Select, from the material below, each line with "پیشکش" in it.

** begin The data **

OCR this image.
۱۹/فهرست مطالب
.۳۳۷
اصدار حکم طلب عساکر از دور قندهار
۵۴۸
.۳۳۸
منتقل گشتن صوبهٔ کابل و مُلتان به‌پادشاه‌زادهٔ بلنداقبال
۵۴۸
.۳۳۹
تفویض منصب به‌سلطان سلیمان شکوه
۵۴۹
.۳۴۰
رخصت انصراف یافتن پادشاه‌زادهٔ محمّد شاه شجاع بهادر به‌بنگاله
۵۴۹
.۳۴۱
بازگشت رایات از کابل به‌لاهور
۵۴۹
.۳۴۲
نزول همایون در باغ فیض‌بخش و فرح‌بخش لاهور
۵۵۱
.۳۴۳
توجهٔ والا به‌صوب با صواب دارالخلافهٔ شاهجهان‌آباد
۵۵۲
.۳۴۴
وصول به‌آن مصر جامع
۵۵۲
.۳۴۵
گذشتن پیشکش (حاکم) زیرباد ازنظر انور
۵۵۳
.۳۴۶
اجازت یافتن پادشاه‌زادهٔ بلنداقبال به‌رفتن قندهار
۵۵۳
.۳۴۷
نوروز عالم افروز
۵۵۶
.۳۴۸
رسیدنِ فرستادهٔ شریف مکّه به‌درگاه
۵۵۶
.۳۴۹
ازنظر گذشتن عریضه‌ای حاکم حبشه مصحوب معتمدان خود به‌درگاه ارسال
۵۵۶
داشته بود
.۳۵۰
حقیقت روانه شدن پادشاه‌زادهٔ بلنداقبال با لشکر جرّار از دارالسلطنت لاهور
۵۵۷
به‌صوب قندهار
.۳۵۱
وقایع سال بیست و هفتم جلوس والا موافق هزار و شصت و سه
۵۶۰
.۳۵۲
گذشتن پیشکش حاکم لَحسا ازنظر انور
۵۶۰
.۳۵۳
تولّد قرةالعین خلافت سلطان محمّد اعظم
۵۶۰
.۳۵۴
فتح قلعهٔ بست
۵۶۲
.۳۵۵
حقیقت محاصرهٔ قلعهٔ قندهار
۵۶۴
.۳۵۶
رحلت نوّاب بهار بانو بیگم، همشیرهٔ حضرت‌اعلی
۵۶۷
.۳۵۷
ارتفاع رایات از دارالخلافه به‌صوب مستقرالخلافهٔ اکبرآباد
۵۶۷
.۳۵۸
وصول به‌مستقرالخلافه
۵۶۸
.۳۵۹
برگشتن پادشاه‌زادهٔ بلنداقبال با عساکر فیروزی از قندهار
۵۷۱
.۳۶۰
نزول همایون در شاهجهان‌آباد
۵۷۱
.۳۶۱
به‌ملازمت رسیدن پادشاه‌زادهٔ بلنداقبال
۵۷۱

** end The data **

» Response below
گذشتن پیشکش (حاکم) زیرباد ازنظر انور
گذشتن پیشکش حاکم لَحسا ازنظر انور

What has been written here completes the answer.